# Bloco de texto
● ● ● ● ● ● ●

Os sonhos lúcidos do surrealista René Magritte

René Magritte, Décalcomanie, 1966, © Photothèque R. Magritte / Banque d'Images, Adagp, Paris, 2016
René Magritte, Décalcomanie, 1966, © Photothèque R. Magritte / Banque d’Images, Adagp, Paris, 2016

FERNANDO EICHENBERG/ ZERO HORA

PARIS – “Abusa-se da palavra ‘sonho’ em relação a minha pintura”, queixou-se certa vez o artista belga René Magritte (1898-1967), considerado como um dos expoentes do surrealismo. O célebre pintor e suas nuvens, chapéus, cortinas, maçãs, velas, cachimbos, corpos fragmentados, personagens ou pássaros – em suas mais variadas combinações – invadiram os espaços do Centro Pompidou, em uma ambiciosa exposição parisiense neste início de outono europeu. Magritte, a traição das imagens reúne uma centena de telas, desenhos e documentos de arquivos, sem, no entanto, se reivindicar como retrospectiva do pintor.

A ideia foi fazer uma abordagem inédita da criação de Magritte, explorando seu interesse pela filosofia e seu contato com pensadores, que culmina com a publicação do ensaio “Isto não é um cachimbo” (1973), do filósofo francês Michel Foucault – fruto de sua correspondência com o artista e um questionamento dos fundamentos da representação na arte.

● ● ● ● ● ● ●

# O que se pede
Como fica o trecho do texto sobre Magritte que vai de "A ideia foi" até "representação na arte.", inclusive, ao trocar "correspondência" por "troca de cartas"?

# Dados fornecidos

● ● ● ● ● ● ●

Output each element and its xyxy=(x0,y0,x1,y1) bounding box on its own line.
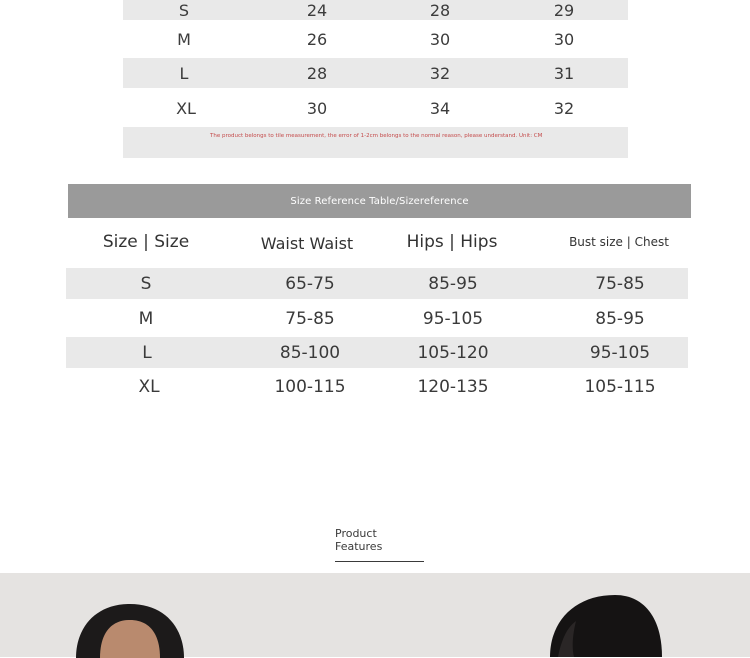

● ● ● ● ● ● ●

# Resposta correta
A ideia foi fazer uma abordagem inédita da criação de Magritte, explorando seu interesse pela filosofia e seu contato com pensadores, que culmina com a publicação do ensaio “Isto não é um cachimbo” (1973), do filósofo francês Michel Foucault – fruto de sua troca de cartas com o artista e um questionamento dos fundamentos da representação na arte.